TASK DETAILS
Go through the entries below, tally each line with the string "color", and give the final number by itself.

--- START RECORDS FOR THIS TASK ---

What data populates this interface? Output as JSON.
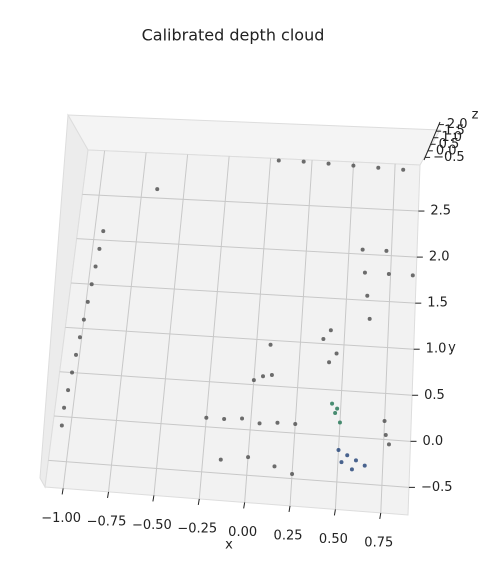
{
  "chart_data": {
    "type": "scatter3d",
    "title": "Calibrated depth cloud",
    "xlabel": "x",
    "ylabel": "y",
    "zlabel": "z",
    "xlim": [
      -1.1,
      0.9
    ],
    "ylim": [
      -0.8,
      3.0
    ],
    "zlim": [
      -0.7,
      2.2
    ],
    "xticks": [
      {
        "value": -1.0,
        "label": "−1.00"
      },
      {
        "value": -0.75,
        "label": "−0.75"
      },
      {
        "value": -0.5,
        "label": "−0.50"
      },
      {
        "value": -0.25,
        "label": "−0.25"
      },
      {
        "value": 0,
        "label": "0.00"
      },
      {
        "value": 0.25,
        "label": "0.25"
      },
      {
        "value": 0.5,
        "label": "0.50"
      },
      {
        "value": 0.75,
        "label": "0.75"
      }
    ],
    "yticks": [
      {
        "value": -0.5,
        "label": "−0.5"
      },
      {
        "value": 0,
        "label": "0.0"
      },
      0.5,
      {
        "value": 1,
        "label": "1.0"
      },
      1.5,
      {
        "value": 2,
        "label": "2.0"
      },
      2.5
    ],
    "zticks": [
      {
        "value": -0.5,
        "label": "−0.5"
      },
      {
        "value": 0,
        "label": "0.0"
      },
      0.5,
      {
        "value": 1,
        "label": "1.0"
      },
      1.5,
      {
        "value": 2,
        "label": "2.0"
      }
    ],
    "grid": true,
    "series": [
      {
        "color": "#555555",
        "x": [
          -0.95,
          -0.96,
          -0.97,
          -0.98,
          -0.99,
          -1.0,
          -1.01,
          -1.02,
          -1.03,
          -1.04,
          -1.05,
          -1.05,
          0.05,
          0.2,
          0.35,
          0.5,
          0.65,
          0.8,
          -0.66,
          0.58,
          0.6,
          0.62,
          0.64,
          0.72,
          0.74,
          0.42,
          0.46,
          0.38,
          0.42,
          0.88,
          0.05,
          0.1,
          0.0,
          0.08,
          -0.25,
          -0.15,
          -0.05,
          0.05,
          0.15,
          0.25,
          0.75,
          0.76,
          0.78,
          -0.15,
          0.0,
          0.15,
          0.25
        ],
        "y": [
          2.1,
          1.9,
          1.7,
          1.5,
          1.3,
          1.1,
          0.9,
          0.7,
          0.5,
          0.3,
          0.1,
          -0.1,
          2.98,
          2.98,
          2.97,
          2.96,
          2.95,
          2.94,
          2.6,
          2.05,
          1.8,
          1.55,
          1.3,
          2.05,
          1.8,
          1.15,
          0.9,
          1.05,
          0.8,
          1.8,
          0.6,
          0.62,
          0.55,
          0.95,
          0.1,
          0.1,
          0.12,
          0.08,
          0.1,
          0.1,
          0.2,
          0.05,
          -0.05,
          -0.35,
          -0.3,
          -0.38,
          -0.45
        ],
        "z": [
          1.0,
          1.0,
          0.9,
          0.9,
          0.8,
          0.8,
          0.7,
          0.7,
          0.6,
          0.6,
          0.5,
          0.5,
          2.0,
          2.0,
          2.0,
          2.0,
          2.0,
          2.0,
          1.5,
          1.2,
          1.1,
          1.0,
          0.9,
          1.2,
          1.1,
          0.8,
          0.7,
          0.8,
          0.7,
          1.1,
          0.5,
          0.5,
          0.5,
          0.6,
          0.3,
          0.3,
          0.3,
          0.3,
          0.3,
          0.3,
          0.4,
          0.3,
          0.3,
          0.0,
          0.0,
          0.0,
          0.0
        ]
      },
      {
        "color": "#2a7a5a",
        "x": [
          0.45,
          0.47,
          0.5,
          0.48
        ],
        "y": [
          0.35,
          0.25,
          0.15,
          0.3
        ],
        "z": [
          0.4,
          0.4,
          0.3,
          0.4
        ]
      },
      {
        "color": "#2c4a7c",
        "x": [
          0.5,
          0.55,
          0.6,
          0.65,
          0.58,
          0.52
        ],
        "y": [
          -0.15,
          -0.2,
          -0.25,
          -0.3,
          -0.35,
          -0.28
        ],
        "z": [
          0.1,
          0.1,
          0.1,
          0.1,
          0.0,
          0.0
        ]
      }
    ]
  }
}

--- END RECORDS FOR THIS TASK ---

ANSWER TO THIS TASK
3